--- Given data ---
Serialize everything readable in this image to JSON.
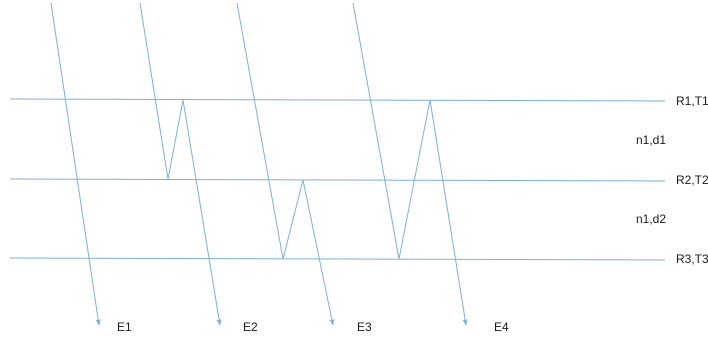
{
  "diagram": {
    "line_color": "#7fb0d8",
    "text_color": "#1a1a1a",
    "interfaces": [
      {
        "label": "R1,T1"
      },
      {
        "label": "R2,T2"
      },
      {
        "label": "R3,T3"
      }
    ],
    "layers": [
      {
        "label": "n1,d1"
      },
      {
        "label": "n1,d2"
      }
    ],
    "exit_rays": [
      {
        "label": "E1"
      },
      {
        "label": "E2"
      },
      {
        "label": "E3"
      },
      {
        "label": "E4"
      }
    ]
  }
}
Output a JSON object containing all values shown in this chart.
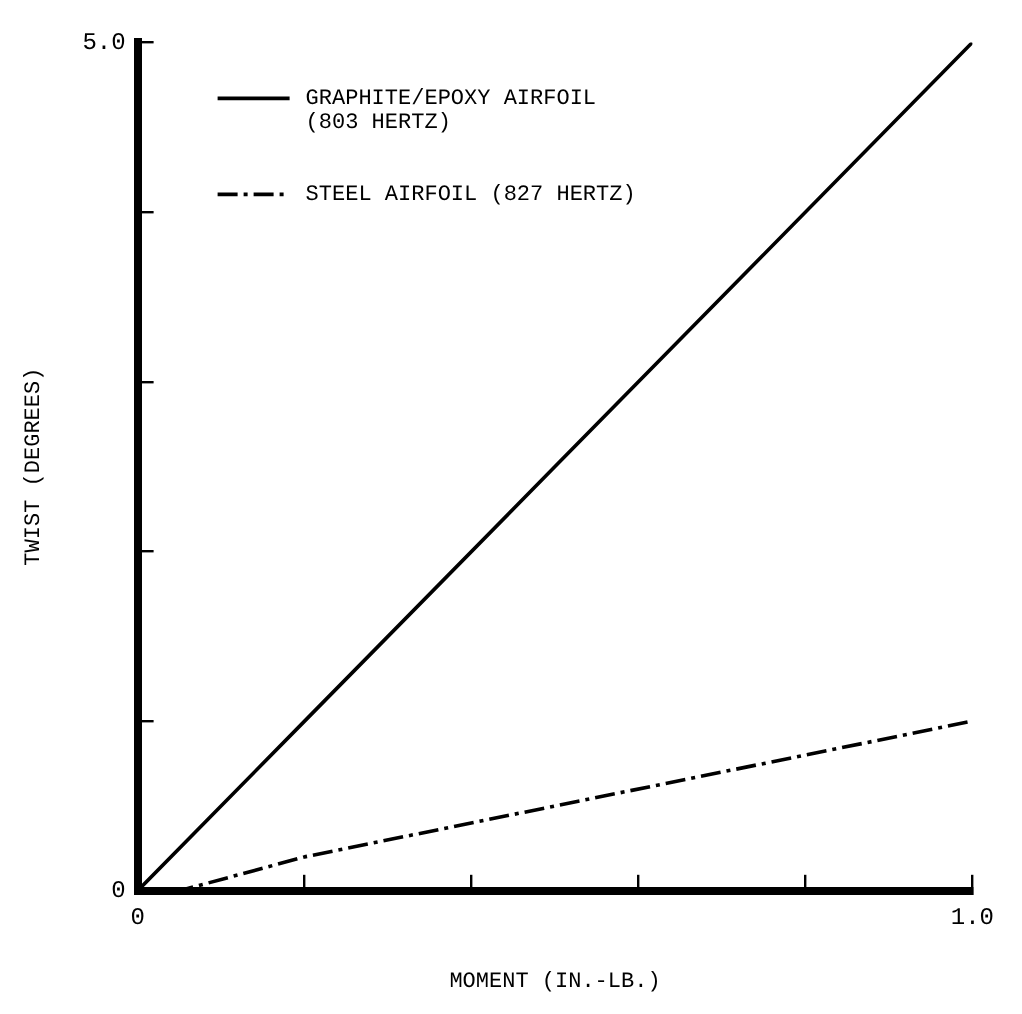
{
  "chart_data": {
    "type": "line",
    "xlabel": "MOMENT (IN.-LB.)",
    "ylabel": "TWIST (DEGREES)",
    "xlim": [
      0,
      1.0
    ],
    "xticks": [
      0,
      {
        "value": 0.2,
        "label": null
      },
      {
        "value": 0.4,
        "label": null
      },
      {
        "value": 0.6,
        "label": null
      },
      {
        "value": 0.8,
        "label": null
      },
      {
        "value": 1.0,
        "label": "1.0"
      }
    ],
    "ylim": [
      0,
      5.0
    ],
    "yticks": [
      0,
      {
        "value": 1,
        "label": null
      },
      {
        "value": 2,
        "label": null
      },
      {
        "value": 3,
        "label": null
      },
      {
        "value": 4,
        "label": null
      },
      {
        "value": 5,
        "label": "5.0"
      }
    ],
    "grid": false,
    "legend": "top left",
    "marker": "none",
    "series": [
      {
        "name": "GRAPHITE/EPOXY AIRFOIL (803 HERTZ)",
        "color": "#000000",
        "line_style": "solid",
        "x": [
          0,
          0.2,
          0.5,
          1.0
        ],
        "values": [
          0,
          1.0,
          2.5,
          5.0
        ]
      },
      {
        "name": "STEEL AIRFOIL (827 HERTZ)",
        "color": "#000000",
        "line_style": "dashed",
        "x": [
          0,
          0.05,
          0.2,
          0.5,
          1.0
        ],
        "values": [
          0,
          0,
          0.2,
          0.5,
          1.0
        ]
      }
    ]
  }
}
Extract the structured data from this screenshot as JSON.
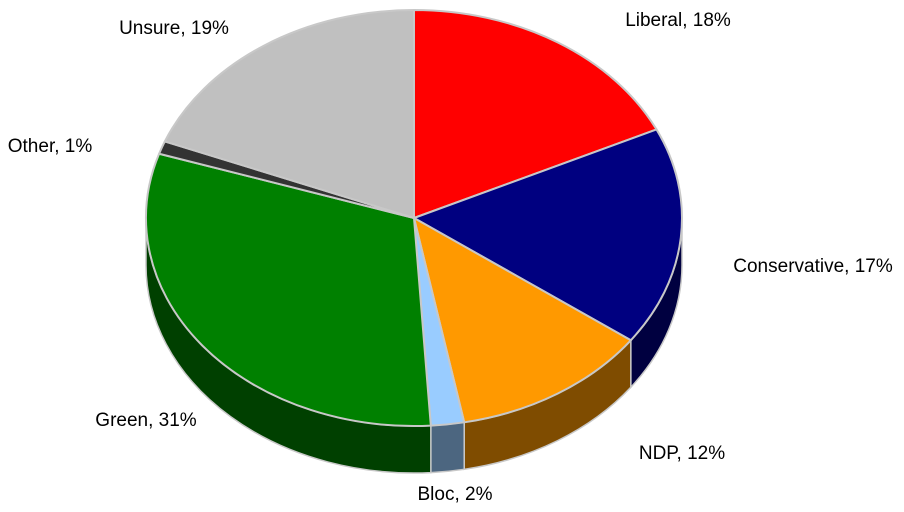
{
  "chart_data": {
    "type": "pie",
    "style": "3d",
    "title": "",
    "start_angle": "top, clockwise",
    "slices": [
      {
        "label": "Liberal, 18%",
        "name": "Liberal",
        "value": 18,
        "color": "#ff0000",
        "side_color": "#800000"
      },
      {
        "label": "Conservative, 17%",
        "name": "Conservative",
        "value": 17,
        "color": "#000080",
        "side_color": "#000040"
      },
      {
        "label": "NDP, 12%",
        "name": "NDP",
        "value": 12,
        "color": "#ff9900",
        "side_color": "#7f4c00"
      },
      {
        "label": "Bloc, 2%",
        "name": "Bloc",
        "value": 2,
        "color": "#99ccff",
        "side_color": "#4c6680"
      },
      {
        "label": "Green, 31%",
        "name": "Green",
        "value": 31,
        "color": "#008000",
        "side_color": "#004000"
      },
      {
        "label": "Other, 1%",
        "name": "Other",
        "value": 1,
        "color": "#333333",
        "side_color": "#1a1a1a"
      },
      {
        "label": "Unsure, 19%",
        "name": "Unsure",
        "value": 19,
        "color": "#c0c0c0",
        "side_color": "#606060"
      }
    ]
  }
}
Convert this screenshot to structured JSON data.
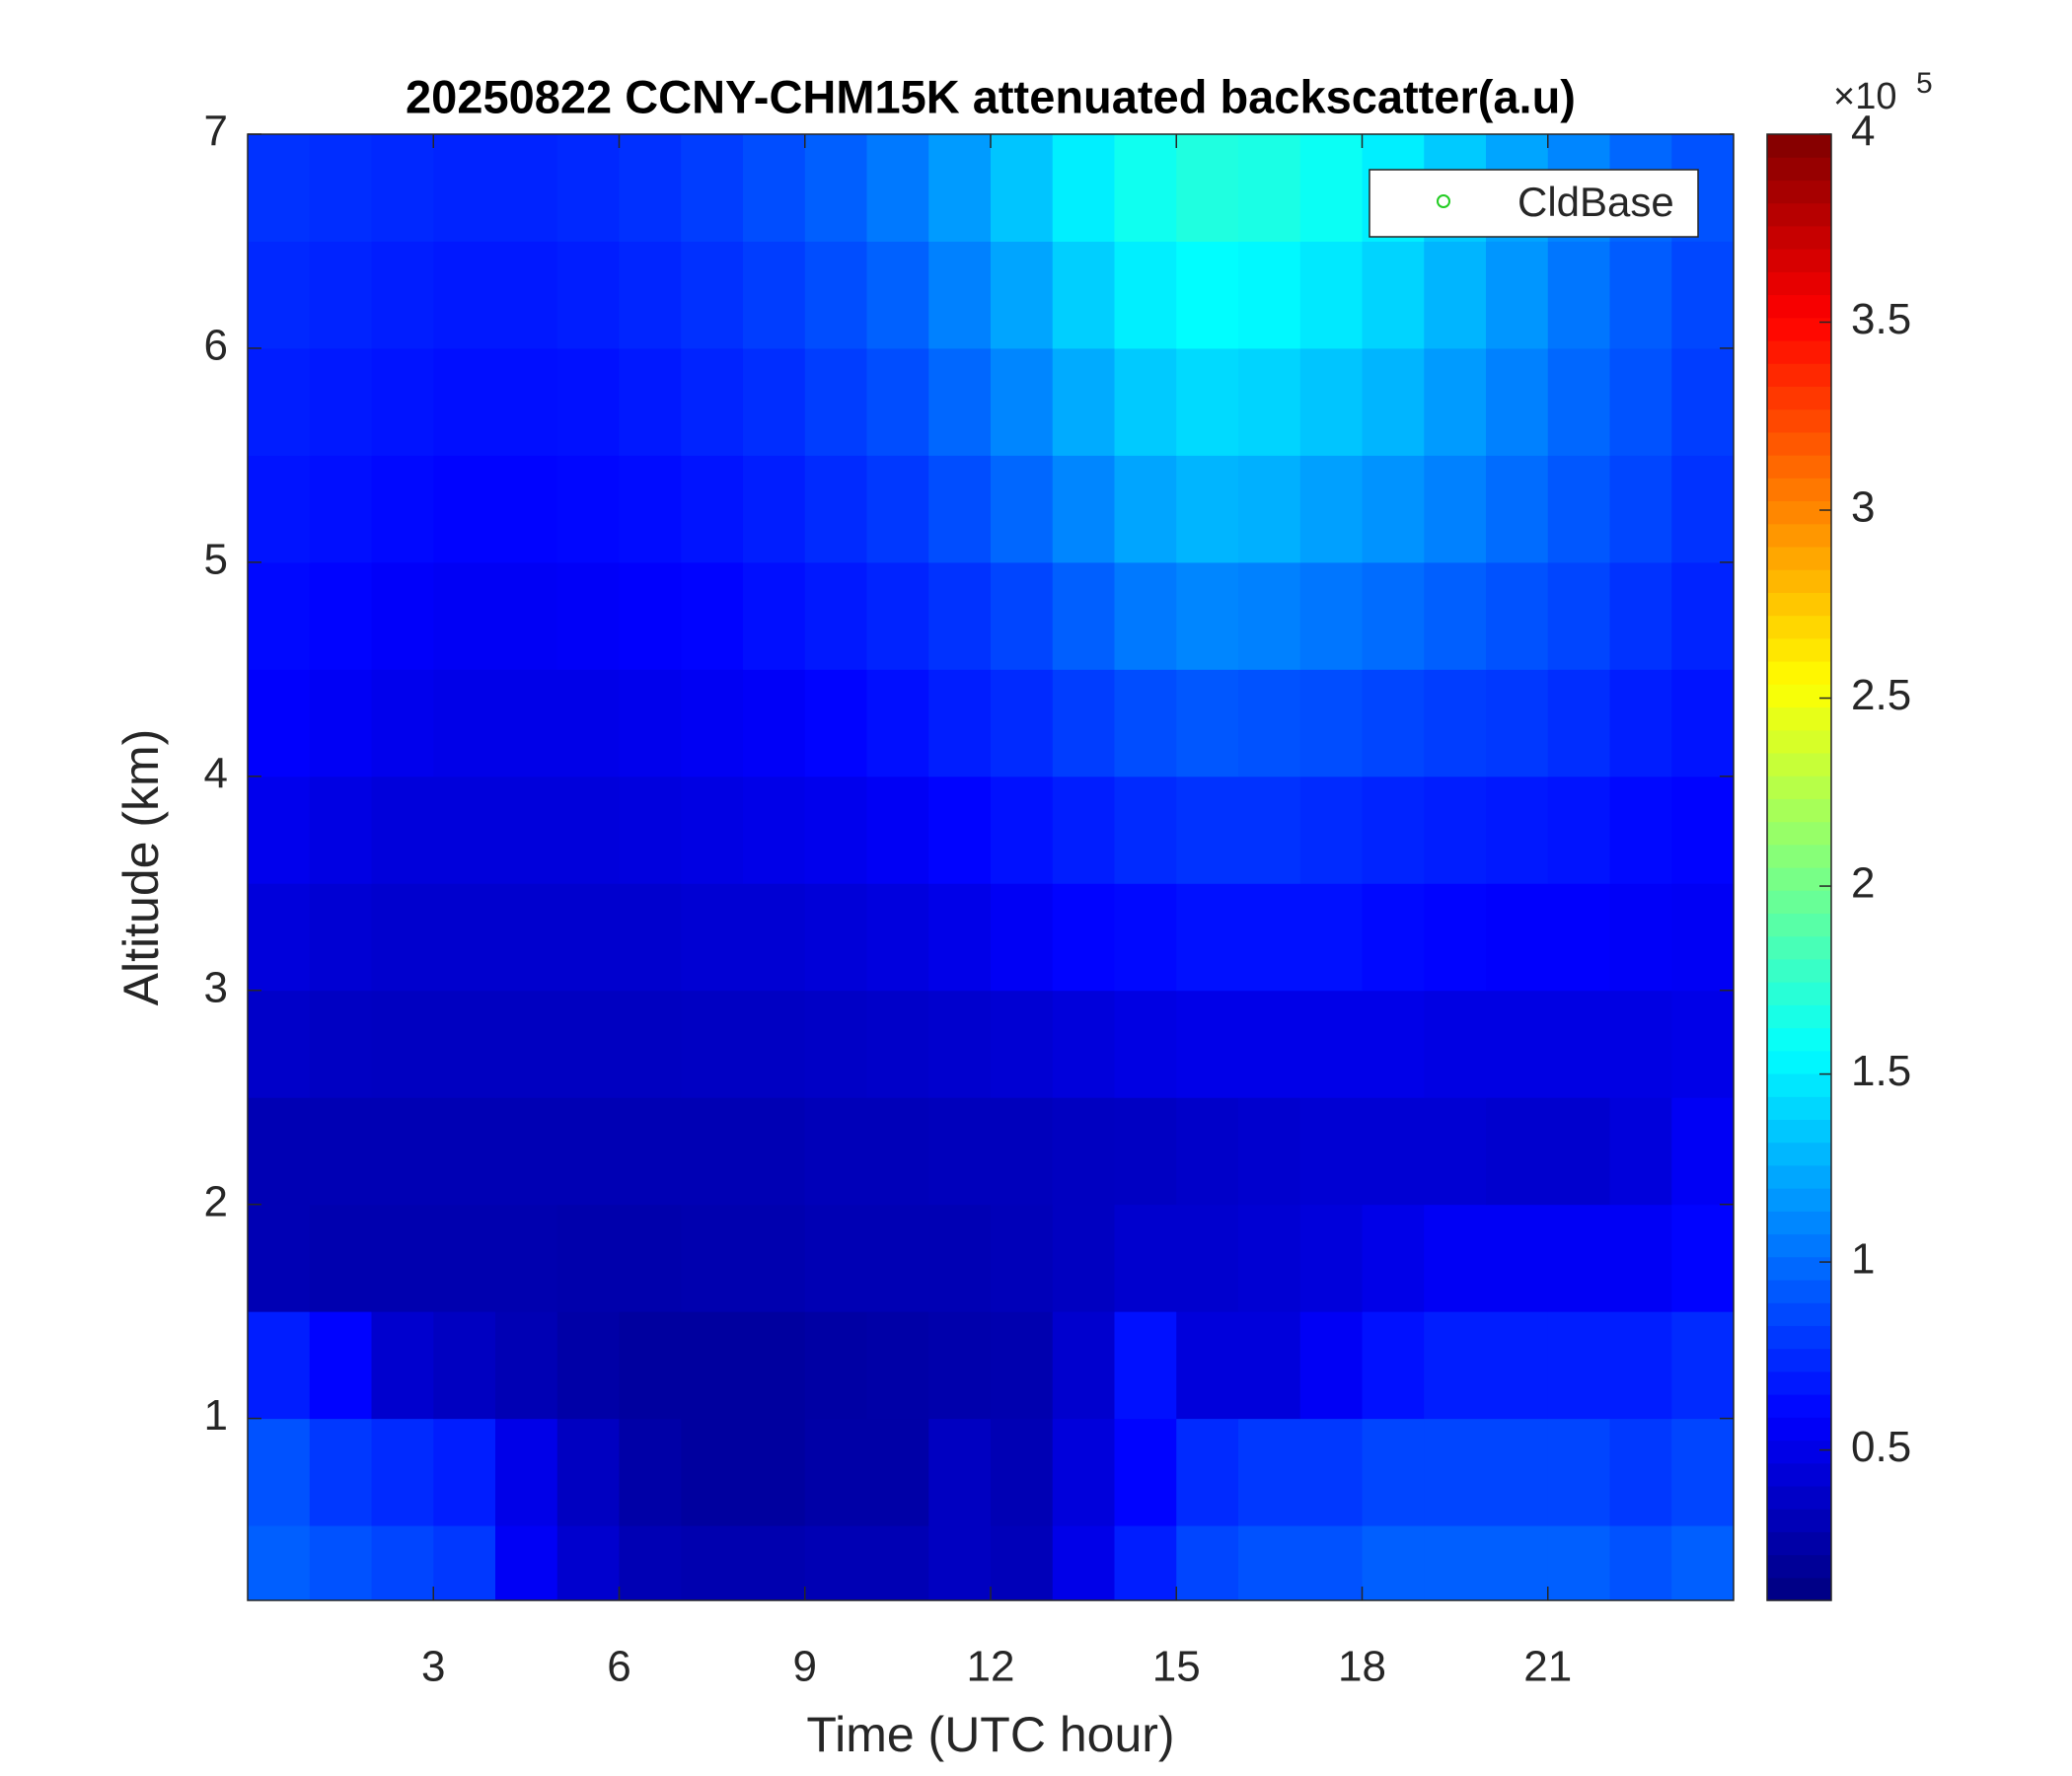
{
  "chart_data": {
    "type": "heatmap",
    "title": "20250822 CCNY-CHM15K attenuated backscatter(a.u)",
    "xlabel": "Time (UTC hour)",
    "ylabel": "Altitude (km)",
    "xlim": [
      0,
      24
    ],
    "ylim": [
      0.15,
      7
    ],
    "xticks": [
      3,
      6,
      9,
      12,
      15,
      18,
      21
    ],
    "yticks": [
      1,
      2,
      3,
      4,
      5,
      6,
      7
    ],
    "x_edges": [
      0,
      1,
      2,
      3,
      4,
      5,
      6,
      7,
      8,
      9,
      10,
      11,
      12,
      13,
      14,
      15,
      16,
      17,
      18,
      19,
      20,
      21,
      22,
      23,
      24
    ],
    "y_edges": [
      0.15,
      0.5,
      1,
      1.5,
      2,
      2.5,
      3,
      3.5,
      4,
      4.5,
      5,
      5.5,
      6,
      6.5,
      7
    ],
    "values": [
      [
        95000,
        90000,
        85000,
        80000,
        55000,
        40000,
        30000,
        28000,
        28000,
        30000,
        30000,
        35000,
        32000,
        50000,
        70000,
        85000,
        90000,
        90000,
        95000,
        95000,
        95000,
        95000,
        90000,
        95000
      ],
      [
        90000,
        80000,
        75000,
        70000,
        50000,
        35000,
        25000,
        22000,
        22000,
        25000,
        25000,
        35000,
        30000,
        45000,
        60000,
        75000,
        80000,
        80000,
        85000,
        85000,
        85000,
        85000,
        80000,
        85000
      ],
      [
        70000,
        60000,
        40000,
        35000,
        30000,
        25000,
        22000,
        22000,
        22000,
        24000,
        25000,
        27000,
        28000,
        40000,
        65000,
        45000,
        45000,
        55000,
        65000,
        70000,
        70000,
        70000,
        70000,
        75000
      ],
      [
        30000,
        28000,
        28000,
        28000,
        28000,
        27000,
        27000,
        28000,
        28000,
        30000,
        30000,
        30000,
        32000,
        35000,
        40000,
        40000,
        42000,
        45000,
        50000,
        55000,
        55000,
        55000,
        55000,
        60000
      ],
      [
        30000,
        30000,
        30000,
        30000,
        30000,
        30000,
        30000,
        30000,
        30000,
        32000,
        32000,
        33000,
        33000,
        35000,
        36000,
        38000,
        40000,
        42000,
        42000,
        42000,
        40000,
        40000,
        45000,
        55000
      ],
      [
        38000,
        36000,
        35000,
        35000,
        35000,
        35000,
        35000,
        36000,
        36000,
        37000,
        38000,
        40000,
        42000,
        45000,
        48000,
        50000,
        50000,
        50000,
        50000,
        48000,
        48000,
        48000,
        48000,
        50000
      ],
      [
        45000,
        42000,
        40000,
        40000,
        40000,
        40000,
        40000,
        42000,
        42000,
        44000,
        46000,
        50000,
        55000,
        60000,
        62000,
        65000,
        65000,
        65000,
        62000,
        60000,
        58000,
        58000,
        56000,
        55000
      ],
      [
        52000,
        48000,
        45000,
        45000,
        45000,
        45000,
        46000,
        48000,
        50000,
        52000,
        55000,
        60000,
        65000,
        70000,
        75000,
        78000,
        78000,
        75000,
        72000,
        70000,
        68000,
        66000,
        62000,
        60000
      ],
      [
        58000,
        55000,
        52000,
        50000,
        50000,
        50000,
        52000,
        54000,
        56000,
        60000,
        64000,
        70000,
        75000,
        82000,
        88000,
        92000,
        90000,
        88000,
        85000,
        82000,
        80000,
        76000,
        70000,
        66000
      ],
      [
        62000,
        60000,
        57000,
        55000,
        55000,
        56000,
        58000,
        60000,
        64000,
        68000,
        72000,
        78000,
        85000,
        95000,
        105000,
        110000,
        108000,
        104000,
        100000,
        95000,
        90000,
        85000,
        78000,
        72000
      ],
      [
        66000,
        64000,
        62000,
        60000,
        60000,
        61000,
        63000,
        66000,
        70000,
        75000,
        80000,
        88000,
        98000,
        110000,
        122000,
        128000,
        126000,
        120000,
        115000,
        108000,
        100000,
        92000,
        85000,
        78000
      ],
      [
        70000,
        68000,
        66000,
        64000,
        64000,
        65000,
        68000,
        72000,
        76000,
        82000,
        88000,
        98000,
        110000,
        124000,
        136000,
        142000,
        140000,
        134000,
        128000,
        118000,
        108000,
        98000,
        90000,
        82000
      ],
      [
        74000,
        72000,
        70000,
        68000,
        68000,
        70000,
        73000,
        77000,
        82000,
        88000,
        96000,
        108000,
        122000,
        138000,
        150000,
        156000,
        154000,
        148000,
        140000,
        128000,
        116000,
        104000,
        94000,
        86000
      ],
      [
        78000,
        76000,
        74000,
        72000,
        72000,
        74000,
        77000,
        82000,
        88000,
        95000,
        105000,
        118000,
        134000,
        150000,
        162000,
        168000,
        166000,
        160000,
        150000,
        136000,
        122000,
        110000,
        98000,
        90000
      ]
    ],
    "colormap": "jet",
    "clim": [
      10000,
      400000
    ],
    "cticks": [
      {
        "value": 50000,
        "label": "0.5"
      },
      {
        "value": 100000,
        "label": "1"
      },
      {
        "value": 150000,
        "label": "1.5"
      },
      {
        "value": 200000,
        "label": "2"
      },
      {
        "value": 250000,
        "label": "2.5"
      },
      {
        "value": 300000,
        "label": "3"
      },
      {
        "value": 350000,
        "label": "3.5"
      },
      {
        "value": 400000,
        "label": "4"
      }
    ],
    "colorbar_multiplier": "×10",
    "colorbar_exponent": "5",
    "series": [
      {
        "name": "CldBase",
        "color": "#22cc22",
        "marker": "o"
      }
    ],
    "legend": "upper right"
  }
}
---
__Stated task__. Your task is to collect every line above that contains the word "ylabel".

__Completed task__.
    "ylabel": "TWIST (DEGREES)",
    "ylabel": "Altitude (km)",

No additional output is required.